Give every entry again, unchanged, and leave its images out.

(Saved data entries)
________________
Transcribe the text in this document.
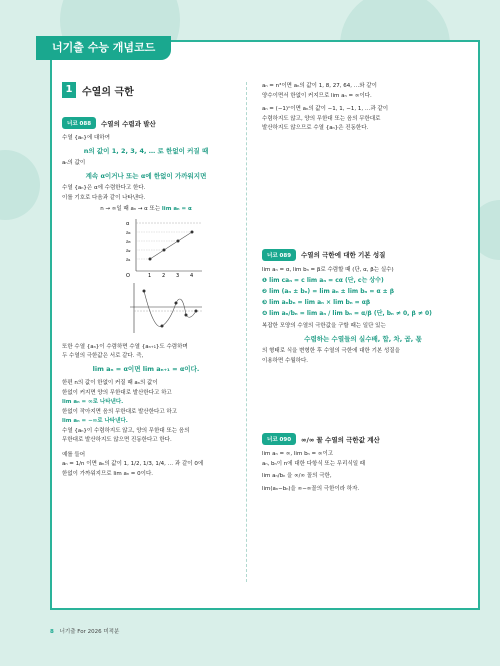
너기출 수능 개념코드
1 수열의 극한
너코 088	수열의 수렴과 발산

수열 {aₙ}에 대하여

n의 값이 1, 2, 3, 4, … 로 한없이 커질 때

aₙ의 값이

계속 α이거나 또는 α에 한없이 가까워지면

수열 {aₙ}은 α에 수렴한다고 한다.

이를 기호로 다음과 같이 나타낸다.

n → ∞일 때 aₙ → α 또는 lim aₙ = α

α
O	1
a₁
2
a₂
3
a₃
4
a₄

또한 수열 {aₙ}이 수렴하면 수열 {aₙ₊₁}도 수렴하며

두 수열의 극한값은 서로 같다. 즉,

lim aₙ = α이면 lim aₙ₊₁ = α이다.

한편 n의 값이 한없이 커질 때 aₙ의 값이

한없이 커지면 양의 무한대로 발산한다고 하고

lim aₙ = ∞로 나타낸다.

한없이 작아지면 음의 무한대로 발산한다고 하고

lim aₙ = −∞로 나타낸다.

수열 {aₙ}이 수렴하지도 않고, 양의 무한대 또는 음의

무한대로 발산하지도 않으면 진동한다고 한다.

예를 들어

aₙ = 1/n 이면 aₙ의 값이 1, 1/2, 1/3, 1/4, … 과 같이 0에

한없이 가까워지므로 lim aₙ = 0이다.

aₙ = n³이면 aₙ의 값이 1, 8, 27, 64, …와 같이

양수이면서 한없이 커지므로 lim aₙ = ∞이다.

aₙ = (−1)ⁿ이면 aₙ의 값이 −1, 1, −1, 1, …과 같이

수렴하지도 않고, 양의 무한대 또는 음의 무한대로

발산하지도 않으므로 수열 {aₙ}은 진동한다.

너코 089	수열의 극한에 대한 기본 성질

lim aₙ = α, lim bₙ = β로 수렴할 때 (단, α, β는 실수)

❶ lim caₙ = c lim aₙ = cα (단, c는 상수)

❷ lim (aₙ ± bₙ) = lim aₙ ± lim bₙ = α ± β

❸ lim aₙbₙ = lim aₙ × lim bₙ = αβ

❹ lim aₙ/bₙ = lim aₙ / lim bₙ = α/β (단, bₙ ≠ 0, β ≠ 0)

복잡한 모양의 수열의 극한값을 구할 때는 일단 있는

수렴하는 수열들의 실수배, 합, 차, 곱, 몫

의 형태로 식을 변형한 후 수열의 극한에 대한 기본 성질을

이용하면 수월하다.

너코 090	∞/∞ 꼴 수열의 극한값 계산

lim aₙ = ∞, lim bₙ = ∞이고

aₙ, bₙ이 n에 대한 다항식 또는 무리식일 때

lim aₙ/bₙ 을 ∞/∞ 꼴의 극한,

lim(aₙ−bₙ)을 ∞−∞꼴의 극한이라 하자.

8 너기출 For 2026 미적분
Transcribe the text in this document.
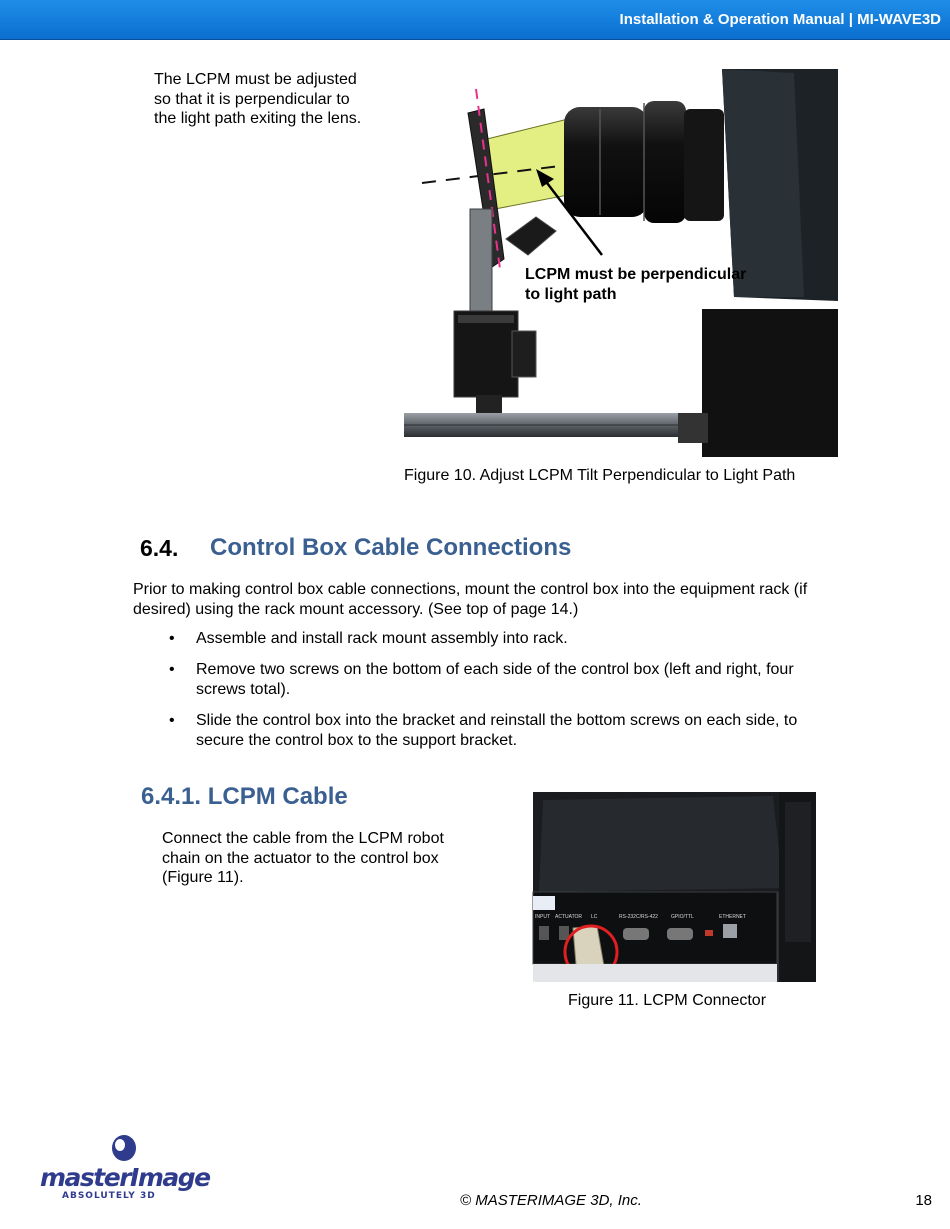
Installation & Operation Manual | MI-WAVE3D
The LCPM must be adjusted so that it is perpendicular to the light path exiting the lens.
LCPM must be perpendicular
to light path
Figure 10. Adjust LCPM Tilt Perpendicular to Light Path
6.4. Control Box Cable Connections
Prior to making control box cable connections, mount the control box into the equipment rack (if desired) using the rack mount accessory. (See top of page 14.)
• Assemble and install rack mount assembly into rack.
• Remove two screws on the bottom of each side of the control box (left and right, four screws total).
• Slide the control box into the bracket and reinstall the bottom screws on each side, to secure the control box to the support bracket.
6.4.1. LCPM Cable
Connect the cable from the LCPM robot chain on the actuator to the control box (Figure 11).
INPUT ACTUATOR LC	RS-232C/RS-422	GPIO/TTL	ETHERNET
Figure 11. LCPM Connector
masterImage
ABSOLUTELY 3D	© MASTERIMAGE 3D, Inc.	18
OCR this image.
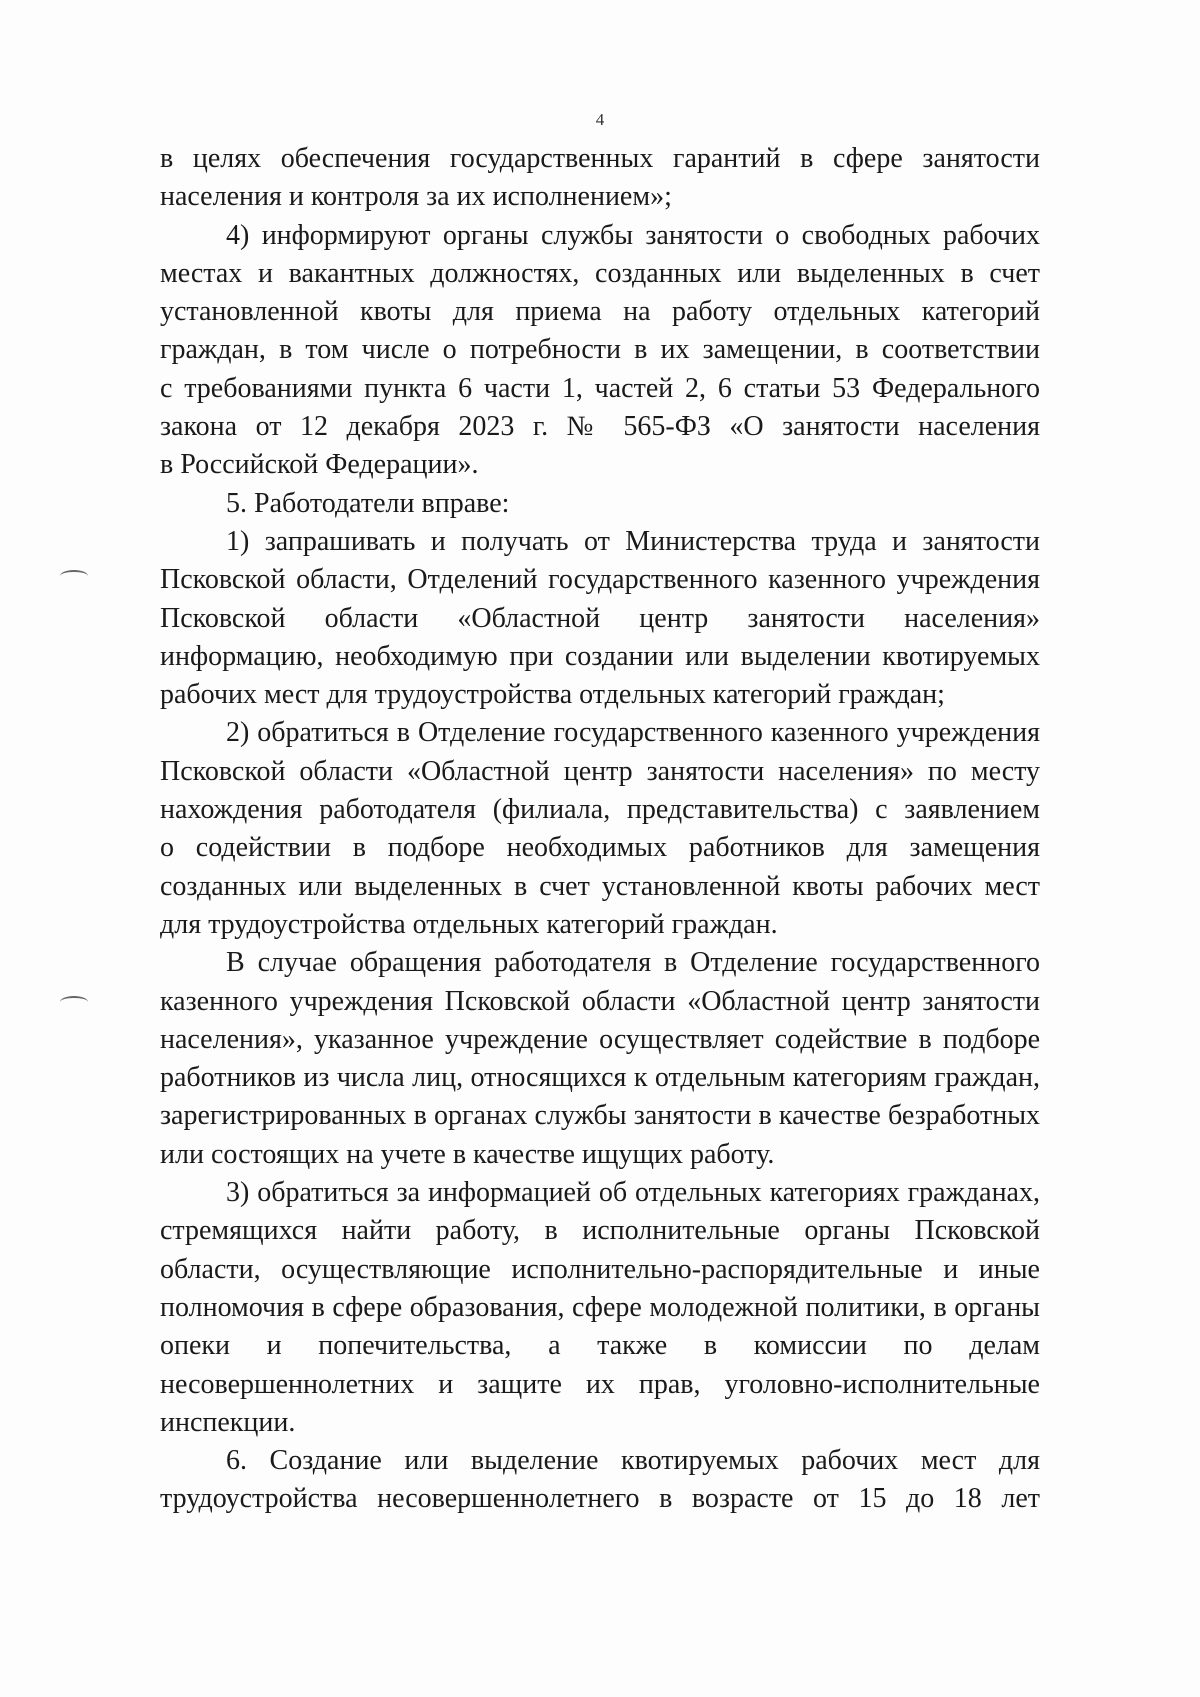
4
в целях обеспечения государственных гарантий в сфере занятости
населения и контроля за их исполнением»;
4) информируют органы службы занятости о свободных рабочих
местах и вакантных должностях, созданных или выделенных в счет
установленной квоты для приема на работу отдельных категорий
граждан, в том числе о потребности в их замещении, в соответствии
с требованиями пункта 6 части 1, частей 2, 6 статьи 53 Федерального
закона от 12 декабря 2023 г. № 565-ФЗ «О занятости населения
в Российской Федерации».
5. Работодатели вправе:
1) запрашивать и получать от Министерства труда и занятости
Псковской области, Отделений государственного казенного учреждения
Псковской области «Областной центр занятости населения»
информацию, необходимую при создании или выделении квотируемых
рабочих мест для трудоустройства отдельных категорий граждан;
2) обратиться в Отделение государственного казенного учреждения
Псковской области «Областной центр занятости населения» по месту
нахождения работодателя (филиала, представительства) с заявлением
о содействии в подборе необходимых работников для замещения
созданных или выделенных в счет установленной квоты рабочих мест
для трудоустройства отдельных категорий граждан.
В случае обращения работодателя в Отделение государственного
казенного учреждения Псковской области «Областной центр занятости
населения», указанное учреждение осуществляет содействие в подборе
работников из числа лиц, относящихся к отдельным категориям граждан,
зарегистрированных в органах службы занятости в качестве безработных
или состоящих на учете в качестве ищущих работу.
3) обратиться за информацией об отдельных категориях гражданах,
стремящихся найти работу, в исполнительные органы Псковской
области, осуществляющие исполнительно-распорядительные и иные
полномочия в сфере образования, сфере молодежной политики, в органы
опеки и попечительства, а также в комиссии по делам
несовершеннолетних и защите их прав, уголовно-исполнительные
инспекции.
6. Создание или выделение квотируемых рабочих мест для
трудоустройства несовершеннолетнего в возрасте от 15 до 18 лет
________________
▸ Output:
Transcribe the text in this document.
너기출 수능 개념코드
1 수열의 극한
너코 088	수열의 수렴과 발산

수열 {aₙ}에 대하여

n의 값이 1, 2, 3, 4, … 로 한없이 커질 때

aₙ의 값이

계속 α이거나 또는 α에 한없이 가까워지면

수열 {aₙ}은 α에 수렴한다고 한다.

이를 기호로 다음과 같이 나타낸다.

n → ∞일 때 aₙ → α 또는 lim aₙ = α

α
O	1
a₁
2
a₂
3
a₃
4
a₄

또한 수열 {aₙ}이 수렴하면 수열 {aₙ₊₁}도 수렴하며

두 수열의 극한값은 서로 같다. 즉,

lim aₙ = α이면 lim aₙ₊₁ = α이다.

한편 n의 값이 한없이 커질 때 aₙ의 값이

한없이 커지면 양의 무한대로 발산한다고 하고

lim aₙ = ∞로 나타낸다.

한없이 작아지면 음의 무한대로 발산한다고 하고

lim aₙ = −∞로 나타낸다.

수열 {aₙ}이 수렴하지도 않고, 양의 무한대 또는 음의

무한대로 발산하지도 않으면 진동한다고 한다.

예를 들어

aₙ = 1/n 이면 aₙ의 값이 1, 1/2, 1/3, 1/4, … 과 같이 0에

한없이 가까워지므로 lim aₙ = 0이다.

aₙ = n³이면 aₙ의 값이 1, 8, 27, 64, …와 같이

양수이면서 한없이 커지므로 lim aₙ = ∞이다.

aₙ = (−1)ⁿ이면 aₙ의 값이 −1, 1, −1, 1, …과 같이

수렴하지도 않고, 양의 무한대 또는 음의 무한대로

발산하지도 않으므로 수열 {aₙ}은 진동한다.

너코 089	수열의 극한에 대한 기본 성질

lim aₙ = α, lim bₙ = β로 수렴할 때 (단, α, β는 실수)

❶ lim caₙ = c lim aₙ = cα (단, c는 상수)

❷ lim (aₙ ± bₙ) = lim aₙ ± lim bₙ = α ± β

❸ lim aₙbₙ = lim aₙ × lim bₙ = αβ

❹ lim aₙ/bₙ = lim aₙ / lim bₙ = α/β (단, bₙ ≠ 0, β ≠ 0)

복잡한 모양의 수열의 극한값을 구할 때는 일단 있는

수렴하는 수열들의 실수배, 합, 차, 곱, 몫

의 형태로 식을 변형한 후 수열의 극한에 대한 기본 성질을

이용하면 수월하다.

너코 090	∞/∞ 꼴 수열의 극한값 계산

lim aₙ = ∞, lim bₙ = ∞이고

aₙ, bₙ이 n에 대한 다항식 또는 무리식일 때

lim aₙ/bₙ 을 ∞/∞ 꼴의 극한,

lim(aₙ−bₙ)을 ∞−∞꼴의 극한이라 하자.

8 너기출 For 2026 미적분
Transcribe the text in this document.
Installation & Operation Manual | MI-WAVE3D
The LCPM must be adjusted so that it is perpendicular to the light path exiting the lens.
LCPM must be perpendicular
to light path
Figure 10. Adjust LCPM Tilt Perpendicular to Light Path
6.4. Control Box Cable Connections
Prior to making control box cable connections, mount the control box into the equipment rack (if desired) using the rack mount accessory. (See top of page 14.)
• Assemble and install rack mount assembly into rack.
• Remove two screws on the bottom of each side of the control box (left and right, four screws total).
• Slide the control box into the bracket and reinstall the bottom screws on each side, to secure the control box to the support bracket.
6.4.1. LCPM Cable
Connect the cable from the LCPM robot chain on the actuator to the control box (Figure 11).
INPUT ACTUATOR LC	RS-232C/RS-422	GPIO/TTL	ETHERNET
Figure 11. LCPM Connector
masterImage
ABSOLUTELY 3D	© MASTERIMAGE 3D, Inc.	18
OCR this image.
4
в целях обеспечения государственных гарантий в сфере занятости
населения и контроля за их исполнением»;
4) информируют органы службы занятости о свободных рабочих
местах и вакантных должностях, созданных или выделенных в счет
установленной квоты для приема на работу отдельных категорий
граждан, в том числе о потребности в их замещении, в соответствии
с требованиями пункта 6 части 1, частей 2, 6 статьи 53 Федерального
закона от 12 декабря 2023 г. № 565-ФЗ «О занятости населения
в Российской Федерации».
5. Работодатели вправе:
1) запрашивать и получать от Министерства труда и занятости
Псковской области, Отделений государственного казенного учреждения
Псковской области «Областной центр занятости населения»
информацию, необходимую при создании или выделении квотируемых
рабочих мест для трудоустройства отдельных категорий граждан;
2) обратиться в Отделение государственного казенного учреждения
Псковской области «Областной центр занятости населения» по месту
нахождения работодателя (филиала, представительства) с заявлением
о содействии в подборе необходимых работников для замещения
созданных или выделенных в счет установленной квоты рабочих мест
для трудоустройства отдельных категорий граждан.
В случае обращения работодателя в Отделение государственного
казенного учреждения Псковской области «Областной центр занятости
населения», указанное учреждение осуществляет содействие в подборе
работников из числа лиц, относящихся к отдельным категориям граждан,
зарегистрированных в органах службы занятости в качестве безработных
или состоящих на учете в качестве ищущих работу.
3) обратиться за информацией об отдельных категориях гражданах,
стремящихся найти работу, в исполнительные органы Псковской
области, осуществляющие исполнительно-распорядительные и иные
полномочия в сфере образования, сфере молодежной политики, в органы
опеки и попечительства, а также в комиссии по делам
несовершеннолетних и защите их прав, уголовно-исполнительные
инспекции.
6. Создание или выделение квотируемых рабочих мест для
трудоустройства несовершеннолетнего в возрасте от 15 до 18 лет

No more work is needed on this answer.